LISTING →
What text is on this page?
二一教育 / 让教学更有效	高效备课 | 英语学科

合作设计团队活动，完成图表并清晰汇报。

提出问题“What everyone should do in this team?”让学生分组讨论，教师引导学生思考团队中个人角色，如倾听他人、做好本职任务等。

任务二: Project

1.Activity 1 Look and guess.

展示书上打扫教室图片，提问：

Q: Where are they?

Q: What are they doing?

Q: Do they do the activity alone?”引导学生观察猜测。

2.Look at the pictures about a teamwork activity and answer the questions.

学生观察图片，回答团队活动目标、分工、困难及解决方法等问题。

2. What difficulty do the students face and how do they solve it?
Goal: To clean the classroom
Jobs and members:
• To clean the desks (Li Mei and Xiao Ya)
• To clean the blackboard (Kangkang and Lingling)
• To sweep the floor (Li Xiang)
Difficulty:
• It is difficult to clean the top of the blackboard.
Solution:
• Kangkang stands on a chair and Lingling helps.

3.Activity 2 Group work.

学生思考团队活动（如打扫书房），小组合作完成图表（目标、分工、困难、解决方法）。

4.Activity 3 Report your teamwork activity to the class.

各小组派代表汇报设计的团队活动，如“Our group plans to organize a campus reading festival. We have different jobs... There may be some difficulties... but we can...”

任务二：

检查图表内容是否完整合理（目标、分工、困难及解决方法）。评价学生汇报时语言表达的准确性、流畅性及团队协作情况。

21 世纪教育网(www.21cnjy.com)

REQUIRED TASK → Copy down the whole of the data above, matching it exactly.

RESPONSE TO THIS TASK →
What text is on this page?
二一教育 / 让教学更有效	高效备课 | 英语学科

合作设计团队活动，完成图表并清晰汇报。

提出问题“What everyone should do in this team?”让学生分组讨论，教师引导学生思考团队中个人角色，如倾听他人、做好本职任务等。

任务二: Project

1.Activity 1 Look and guess.

展示书上打扫教室图片，提问：

Q: Where are they?

Q: What are they doing?

Q: Do they do the activity alone?”引导学生观察猜测。

2.Look at the pictures about a teamwork activity and answer the questions.

学生观察图片，回答团队活动目标、分工、困难及解决方法等问题。

2. What difficulty do the students face and how do they solve it?
Goal: To clean the classroom
Jobs and members:
• To clean the desks (Li Mei and Xiao Ya)
• To clean the blackboard (Kangkang and Lingling)
• To sweep the floor (Li Xiang)
Difficulty:
• It is difficult to clean the top of the blackboard.
Solution:
• Kangkang stands on a chair and Lingling helps.

3.Activity 2 Group work.

学生思考团队活动（如打扫书房），小组合作完成图表（目标、分工、困难、解决方法）。

4.Activity 3 Report your teamwork activity to the class.

各小组派代表汇报设计的团队活动，如“Our group plans to organize a campus reading festival. We have different jobs... There may be some difficulties... but we can...”

任务二：

检查图表内容是否完整合理（目标、分工、困难及解决方法）。评价学生汇报时语言表达的准确性、流畅性及团队协作情况。

21 世纪教育网(www.21cnjy.com)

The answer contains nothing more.